» **IL TUO COMPITO**: Trascrivi parola per parola il brano sulla diffusione del virus nell'aria, partendo da "Dai risultati sperimentali" e proseguendo fino a "ambienti scarsamente ventilati.".

» **BRANO DI TESTO**:
====================
Dai risultati sperimentali e teorici condotti si possono trarre le seguenti conclusioni.
– Quando si parla è stato dimostrato un legame diretto tra emissione e concentrazione nell’aria. Il virus si diffonde nell’aria con conseguente rischio di contagio quando un soggetto sensibile inala quanti infettivi del virus contenuti nelle particelle delle attività respiratorie.
–L’impossibilità di rilevare la presenza del virus nell’aria (in termini di copie di RNA) quando il soggetto respira non significa che non ci sia il rischio di infezione quando le persone non parlano. La concentrazione del virus al di sotto del limite di rilevazione del metodo non esclude la possibilità di inalazione di quanti infettivi durante esposizioni più lunghe in ambienti scarsamente ventilati.
– Il legame tra emissioni e concentrazioni nell’aria può essere quantificato mediante un approccio teorico sviluppato di recente. Lo studio ha convalidato l’approccio teorico attraverso un’analisi di compatibilità metrologica, suggerendo che può supportare le autorità sanitarie pubbliche nella decisione sulle misure di controllo per ridurre il rischio di infezione. Ad esempio, la simulazione di scenari di esposizione (sia in prossimità che in ambienti interni) consente di determinare la massima occupazione degli ambienti interni presi in considerazione (ad es. aule, microambienti di trasporto) e la durata massima dell’occupazione (eventi).
====================
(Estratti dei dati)
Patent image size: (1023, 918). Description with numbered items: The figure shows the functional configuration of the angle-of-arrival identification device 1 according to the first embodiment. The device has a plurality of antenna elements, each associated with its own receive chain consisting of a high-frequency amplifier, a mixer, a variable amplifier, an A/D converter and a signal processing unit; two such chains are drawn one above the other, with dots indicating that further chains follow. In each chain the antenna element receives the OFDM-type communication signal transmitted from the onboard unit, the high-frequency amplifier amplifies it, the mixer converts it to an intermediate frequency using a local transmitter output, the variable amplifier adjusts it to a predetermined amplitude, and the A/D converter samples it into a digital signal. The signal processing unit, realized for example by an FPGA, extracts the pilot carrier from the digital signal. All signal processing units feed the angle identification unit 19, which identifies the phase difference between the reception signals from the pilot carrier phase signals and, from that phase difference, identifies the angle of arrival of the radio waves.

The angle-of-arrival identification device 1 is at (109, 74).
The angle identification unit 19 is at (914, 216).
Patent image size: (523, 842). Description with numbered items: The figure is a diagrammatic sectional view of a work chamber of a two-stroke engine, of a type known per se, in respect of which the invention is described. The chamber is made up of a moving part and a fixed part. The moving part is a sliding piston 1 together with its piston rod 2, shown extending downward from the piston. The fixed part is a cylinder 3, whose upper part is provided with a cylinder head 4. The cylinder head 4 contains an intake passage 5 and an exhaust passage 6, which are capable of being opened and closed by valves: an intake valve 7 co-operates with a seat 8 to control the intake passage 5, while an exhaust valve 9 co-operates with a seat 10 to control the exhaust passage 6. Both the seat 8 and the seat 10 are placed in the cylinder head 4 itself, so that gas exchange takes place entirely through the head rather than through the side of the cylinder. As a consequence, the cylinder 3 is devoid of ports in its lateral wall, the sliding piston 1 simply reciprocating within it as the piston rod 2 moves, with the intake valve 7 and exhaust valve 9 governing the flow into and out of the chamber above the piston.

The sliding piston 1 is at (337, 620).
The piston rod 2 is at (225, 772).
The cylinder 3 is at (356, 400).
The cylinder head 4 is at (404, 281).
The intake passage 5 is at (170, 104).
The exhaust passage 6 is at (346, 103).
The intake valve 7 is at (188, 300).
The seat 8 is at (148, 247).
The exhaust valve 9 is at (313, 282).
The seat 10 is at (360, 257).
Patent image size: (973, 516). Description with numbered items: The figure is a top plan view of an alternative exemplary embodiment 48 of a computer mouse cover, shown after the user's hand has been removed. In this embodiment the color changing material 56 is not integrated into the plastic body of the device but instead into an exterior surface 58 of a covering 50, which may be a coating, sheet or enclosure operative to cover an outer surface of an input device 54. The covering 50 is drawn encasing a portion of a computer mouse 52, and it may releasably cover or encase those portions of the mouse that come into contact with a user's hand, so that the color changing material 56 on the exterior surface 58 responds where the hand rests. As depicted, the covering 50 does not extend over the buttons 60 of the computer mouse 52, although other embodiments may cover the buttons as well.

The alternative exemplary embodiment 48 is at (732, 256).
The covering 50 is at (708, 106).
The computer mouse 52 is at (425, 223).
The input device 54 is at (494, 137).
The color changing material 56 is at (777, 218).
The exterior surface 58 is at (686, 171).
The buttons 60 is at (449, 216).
====================
» **SOLUZIONE DEL PROBLEMA**:
Dai risultati sperimentali e teorici condotti si possono trarre le seguenti conclusioni.
– Quando si parla è stato dimostrato un legame diretto tra emissione e concentrazione nell’aria. Il virus si diffonde nell’aria con conseguente rischio di contagio quando un soggetto sensibile inala quanti infettivi del virus contenuti nelle particelle delle attività respiratorie.
–L’impossibilità di rilevare la presenza del virus nell’aria (in termini di copie di RNA) quando il soggetto respira non significa che non ci sia il rischio di infezione quando le persone non parlano. La concentrazione del virus al di sotto del limite di rilevazione del metodo non esclude la possibilità di inalazione di quanti infettivi durante esposizioni più lunghe in ambienti scarsamente ventilati.